*STATED TASK*
Your task is to retype each line of the data below exactly.

*STORED RECORDS*
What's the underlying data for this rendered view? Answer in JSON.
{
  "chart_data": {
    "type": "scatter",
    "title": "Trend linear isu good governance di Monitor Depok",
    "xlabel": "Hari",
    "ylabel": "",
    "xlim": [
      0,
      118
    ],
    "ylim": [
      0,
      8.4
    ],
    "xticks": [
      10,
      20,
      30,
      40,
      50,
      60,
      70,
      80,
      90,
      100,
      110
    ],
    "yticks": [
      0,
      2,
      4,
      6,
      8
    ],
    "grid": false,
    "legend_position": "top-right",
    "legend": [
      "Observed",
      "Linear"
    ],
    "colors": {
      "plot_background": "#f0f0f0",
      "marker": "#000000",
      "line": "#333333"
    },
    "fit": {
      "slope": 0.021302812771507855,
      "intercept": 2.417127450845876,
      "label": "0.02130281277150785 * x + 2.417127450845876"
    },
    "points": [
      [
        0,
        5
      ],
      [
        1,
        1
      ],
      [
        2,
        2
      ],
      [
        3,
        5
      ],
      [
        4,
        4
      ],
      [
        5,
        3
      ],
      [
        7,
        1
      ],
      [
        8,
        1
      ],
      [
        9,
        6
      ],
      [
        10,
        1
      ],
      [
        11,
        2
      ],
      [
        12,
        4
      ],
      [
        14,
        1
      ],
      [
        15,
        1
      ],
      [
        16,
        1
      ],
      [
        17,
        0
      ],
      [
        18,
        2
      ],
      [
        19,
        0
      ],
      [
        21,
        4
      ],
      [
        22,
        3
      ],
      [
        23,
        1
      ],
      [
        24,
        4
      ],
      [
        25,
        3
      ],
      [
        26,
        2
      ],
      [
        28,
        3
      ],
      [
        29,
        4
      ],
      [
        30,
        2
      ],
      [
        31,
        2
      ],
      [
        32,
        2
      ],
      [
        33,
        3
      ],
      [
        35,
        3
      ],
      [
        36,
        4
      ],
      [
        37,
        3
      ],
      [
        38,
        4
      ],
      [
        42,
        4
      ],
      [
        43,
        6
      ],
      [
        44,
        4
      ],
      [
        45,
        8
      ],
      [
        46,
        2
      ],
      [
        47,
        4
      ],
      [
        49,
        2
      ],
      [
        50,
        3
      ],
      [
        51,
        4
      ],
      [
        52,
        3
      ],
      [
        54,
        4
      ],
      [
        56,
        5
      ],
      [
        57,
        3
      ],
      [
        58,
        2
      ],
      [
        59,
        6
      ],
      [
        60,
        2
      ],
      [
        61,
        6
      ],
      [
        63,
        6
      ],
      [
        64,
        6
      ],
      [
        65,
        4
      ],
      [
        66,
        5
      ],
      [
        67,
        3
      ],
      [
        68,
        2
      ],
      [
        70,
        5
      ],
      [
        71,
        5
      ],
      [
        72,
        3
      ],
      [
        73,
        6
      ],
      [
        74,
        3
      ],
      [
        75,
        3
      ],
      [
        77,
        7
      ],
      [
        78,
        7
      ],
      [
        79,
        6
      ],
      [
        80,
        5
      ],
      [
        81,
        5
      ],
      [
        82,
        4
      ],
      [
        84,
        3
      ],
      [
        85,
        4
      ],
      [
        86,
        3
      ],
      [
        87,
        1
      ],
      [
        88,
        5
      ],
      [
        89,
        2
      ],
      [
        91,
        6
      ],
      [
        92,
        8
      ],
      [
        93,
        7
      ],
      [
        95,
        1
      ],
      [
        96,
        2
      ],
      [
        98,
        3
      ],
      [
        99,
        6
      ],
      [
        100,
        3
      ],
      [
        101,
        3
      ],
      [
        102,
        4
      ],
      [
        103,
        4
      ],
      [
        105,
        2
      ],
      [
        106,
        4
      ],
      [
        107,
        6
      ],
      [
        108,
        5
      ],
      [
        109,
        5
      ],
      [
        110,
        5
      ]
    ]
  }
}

*EXERCISE SOLUTION*
What's the underlying data for this rendered view? Answer in JSON.
{
  "chart_data": {
    "type": "scatter",
    "title": "Trend linear isu good governance di Monitor Depok",
    "xlabel": "Hari",
    "ylabel": "",
    "xlim": [
      0,
      118
    ],
    "ylim": [
      0,
      8.4
    ],
    "xticks": [
      10,
      20,
      30,
      40,
      50,
      60,
      70,
      80,
      90,
      100,
      110
    ],
    "yticks": [
      0,
      2,
      4,
      6,
      8
    ],
    "grid": false,
    "legend_position": "top-right",
    "legend": [
      "Observed",
      "Linear"
    ],
    "colors": {
      "plot_background": "#f0f0f0",
      "marker": "#000000",
      "line": "#333333"
    },
    "fit": {
      "slope": 0.021302812771507855,
      "intercept": 2.417127450845876,
      "label": "0.02130281277150785 * x + 2.417127450845876"
    },
    "points": [
      [
        0,
        5
      ],
      [
        1,
        1
      ],
      [
        2,
        2
      ],
      [
        3,
        5
      ],
      [
        4,
        4
      ],
      [
        5,
        3
      ],
      [
        7,
        1
      ],
      [
        8,
        1
      ],
      [
        9,
        6
      ],
      [
        10,
        1
      ],
      [
        11,
        2
      ],
      [
        12,
        4
      ],
      [
        14,
        1
      ],
      [
        15,
        1
      ],
      [
        16,
        1
      ],
      [
        17,
        0
      ],
      [
        18,
        2
      ],
      [
        19,
        0
      ],
      [
        21,
        4
      ],
      [
        22,
        3
      ],
      [
        23,
        1
      ],
      [
        24,
        4
      ],
      [
        25,
        3
      ],
      [
        26,
        2
      ],
      [
        28,
        3
      ],
      [
        29,
        4
      ],
      [
        30,
        2
      ],
      [
        31,
        2
      ],
      [
        32,
        2
      ],
      [
        33,
        3
      ],
      [
        35,
        3
      ],
      [
        36,
        4
      ],
      [
        37,
        3
      ],
      [
        38,
        4
      ],
      [
        42,
        4
      ],
      [
        43,
        6
      ],
      [
        44,
        4
      ],
      [
        45,
        8
      ],
      [
        46,
        2
      ],
      [
        47,
        4
      ],
      [
        49,
        2
      ],
      [
        50,
        3
      ],
      [
        51,
        4
      ],
      [
        52,
        3
      ],
      [
        54,
        4
      ],
      [
        56,
        5
      ],
      [
        57,
        3
      ],
      [
        58,
        2
      ],
      [
        59,
        6
      ],
      [
        60,
        2
      ],
      [
        61,
        6
      ],
      [
        63,
        6
      ],
      [
        64,
        6
      ],
      [
        65,
        4
      ],
      [
        66,
        5
      ],
      [
        67,
        3
      ],
      [
        68,
        2
      ],
      [
        70,
        5
      ],
      [
        71,
        5
      ],
      [
        72,
        3
      ],
      [
        73,
        6
      ],
      [
        74,
        3
      ],
      [
        75,
        3
      ],
      [
        77,
        7
      ],
      [
        78,
        7
      ],
      [
        79,
        6
      ],
      [
        80,
        5
      ],
      [
        81,
        5
      ],
      [
        82,
        4
      ],
      [
        84,
        3
      ],
      [
        85,
        4
      ],
      [
        86,
        3
      ],
      [
        87,
        1
      ],
      [
        88,
        5
      ],
      [
        89,
        2
      ],
      [
        91,
        6
      ],
      [
        92,
        8
      ],
      [
        93,
        7
      ],
      [
        95,
        1
      ],
      [
        96,
        2
      ],
      [
        98,
        3
      ],
      [
        99,
        6
      ],
      [
        100,
        3
      ],
      [
        101,
        3
      ],
      [
        102,
        4
      ],
      [
        103,
        4
      ],
      [
        105,
        2
      ],
      [
        106,
        4
      ],
      [
        107,
        6
      ],
      [
        108,
        5
      ],
      [
        109,
        5
      ],
      [
        110,
        5
      ]
    ]
  }
}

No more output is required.